+++ Record excerpts +++

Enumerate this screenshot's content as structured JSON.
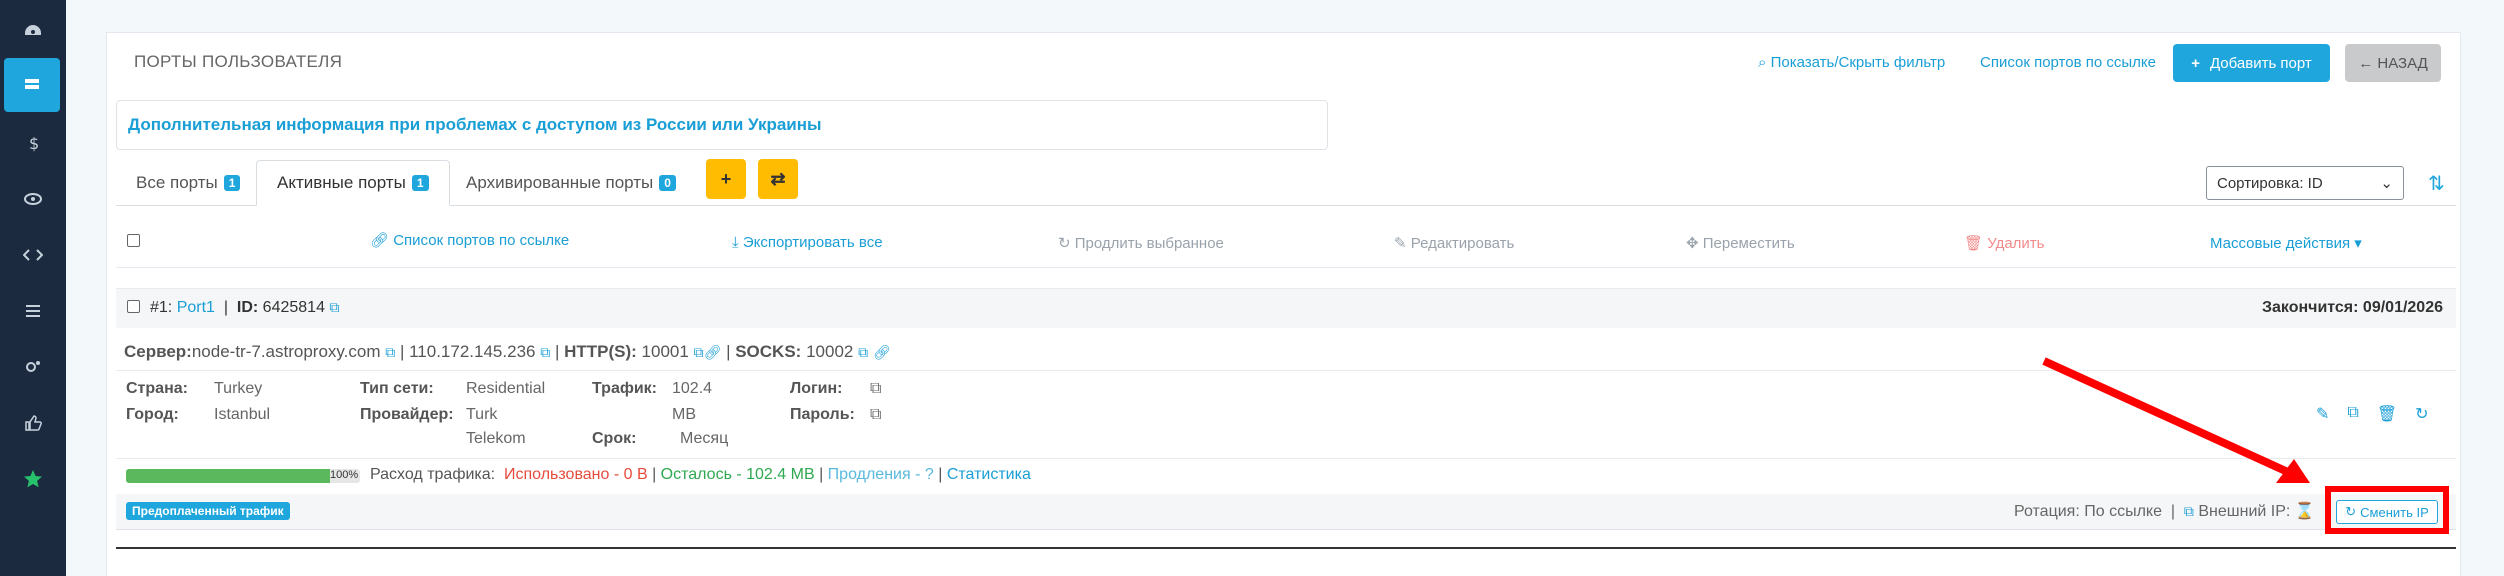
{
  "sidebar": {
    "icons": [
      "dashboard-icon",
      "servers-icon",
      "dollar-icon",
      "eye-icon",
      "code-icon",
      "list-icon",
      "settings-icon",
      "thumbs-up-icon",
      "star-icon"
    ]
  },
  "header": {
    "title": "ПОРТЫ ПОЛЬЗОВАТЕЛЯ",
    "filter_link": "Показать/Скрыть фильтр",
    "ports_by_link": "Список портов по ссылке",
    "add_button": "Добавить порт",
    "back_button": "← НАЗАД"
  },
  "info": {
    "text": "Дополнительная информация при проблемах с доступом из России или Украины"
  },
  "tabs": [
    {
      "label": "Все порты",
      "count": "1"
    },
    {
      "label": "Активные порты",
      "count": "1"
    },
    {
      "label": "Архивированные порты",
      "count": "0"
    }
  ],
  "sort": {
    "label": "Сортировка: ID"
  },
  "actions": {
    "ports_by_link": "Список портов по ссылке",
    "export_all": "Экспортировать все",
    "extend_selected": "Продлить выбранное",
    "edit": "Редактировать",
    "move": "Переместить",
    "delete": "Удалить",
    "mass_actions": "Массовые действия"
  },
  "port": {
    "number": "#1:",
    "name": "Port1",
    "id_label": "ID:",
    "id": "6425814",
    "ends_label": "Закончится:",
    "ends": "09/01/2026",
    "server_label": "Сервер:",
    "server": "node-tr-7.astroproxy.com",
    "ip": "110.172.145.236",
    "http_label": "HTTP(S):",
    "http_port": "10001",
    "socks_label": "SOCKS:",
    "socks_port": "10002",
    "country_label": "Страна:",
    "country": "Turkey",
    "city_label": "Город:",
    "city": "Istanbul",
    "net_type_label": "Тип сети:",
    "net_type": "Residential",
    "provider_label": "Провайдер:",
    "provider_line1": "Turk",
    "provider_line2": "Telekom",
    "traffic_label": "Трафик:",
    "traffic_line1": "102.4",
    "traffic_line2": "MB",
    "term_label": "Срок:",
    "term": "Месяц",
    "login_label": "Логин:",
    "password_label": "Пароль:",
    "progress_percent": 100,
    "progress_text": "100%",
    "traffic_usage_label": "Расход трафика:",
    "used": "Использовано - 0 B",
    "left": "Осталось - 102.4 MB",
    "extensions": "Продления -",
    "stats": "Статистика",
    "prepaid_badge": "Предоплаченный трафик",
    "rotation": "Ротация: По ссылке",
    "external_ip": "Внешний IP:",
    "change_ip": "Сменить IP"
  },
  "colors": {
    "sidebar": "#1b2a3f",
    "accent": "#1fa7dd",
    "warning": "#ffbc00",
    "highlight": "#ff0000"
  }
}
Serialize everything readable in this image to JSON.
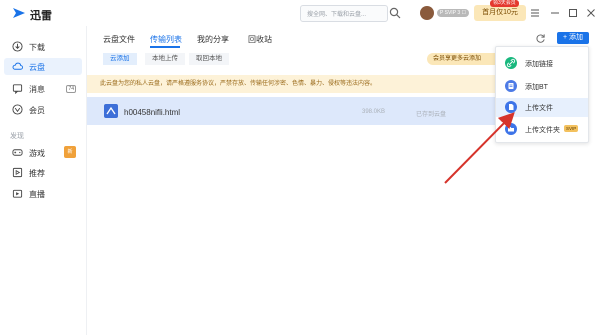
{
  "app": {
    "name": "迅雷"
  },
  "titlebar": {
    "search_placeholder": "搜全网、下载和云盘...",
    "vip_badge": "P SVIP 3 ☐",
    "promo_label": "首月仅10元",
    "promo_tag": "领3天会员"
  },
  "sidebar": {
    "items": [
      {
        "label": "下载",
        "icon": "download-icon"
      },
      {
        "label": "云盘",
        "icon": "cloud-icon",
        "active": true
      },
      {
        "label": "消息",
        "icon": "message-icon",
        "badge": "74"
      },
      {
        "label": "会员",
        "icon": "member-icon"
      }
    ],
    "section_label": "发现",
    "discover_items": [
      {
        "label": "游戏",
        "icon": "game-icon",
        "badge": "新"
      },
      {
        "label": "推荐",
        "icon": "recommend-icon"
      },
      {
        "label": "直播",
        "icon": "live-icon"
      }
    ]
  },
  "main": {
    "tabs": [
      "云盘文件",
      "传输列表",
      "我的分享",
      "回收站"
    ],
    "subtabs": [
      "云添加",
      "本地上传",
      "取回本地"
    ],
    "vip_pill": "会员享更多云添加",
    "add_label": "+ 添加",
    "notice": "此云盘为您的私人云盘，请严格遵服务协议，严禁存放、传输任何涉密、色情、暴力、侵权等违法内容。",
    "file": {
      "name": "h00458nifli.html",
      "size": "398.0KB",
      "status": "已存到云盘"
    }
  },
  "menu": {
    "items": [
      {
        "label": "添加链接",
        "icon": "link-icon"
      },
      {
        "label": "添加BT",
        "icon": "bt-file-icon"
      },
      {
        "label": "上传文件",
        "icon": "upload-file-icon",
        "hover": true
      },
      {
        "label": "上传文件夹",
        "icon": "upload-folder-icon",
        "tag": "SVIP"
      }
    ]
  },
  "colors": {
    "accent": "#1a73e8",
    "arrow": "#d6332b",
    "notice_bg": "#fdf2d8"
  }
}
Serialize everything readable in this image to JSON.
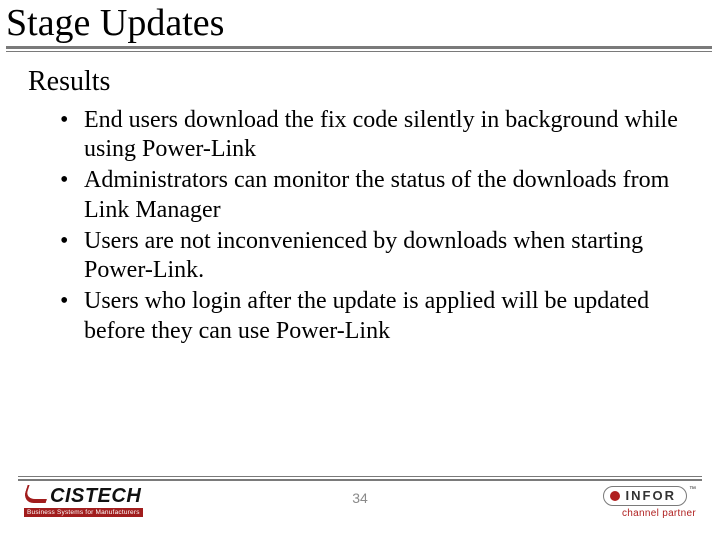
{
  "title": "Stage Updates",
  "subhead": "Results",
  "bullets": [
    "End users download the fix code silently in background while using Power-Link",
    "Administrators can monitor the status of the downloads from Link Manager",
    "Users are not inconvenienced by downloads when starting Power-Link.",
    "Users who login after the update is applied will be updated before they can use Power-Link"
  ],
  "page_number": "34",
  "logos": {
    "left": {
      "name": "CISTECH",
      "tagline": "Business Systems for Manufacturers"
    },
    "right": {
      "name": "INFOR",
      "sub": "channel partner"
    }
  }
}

+++

» Required task:
Within the listing above, copy each line that has the string "status".

» Final result:
      "status": "已存到云盘"
    "Administrators can monitor the status of the downloads from Link Manager",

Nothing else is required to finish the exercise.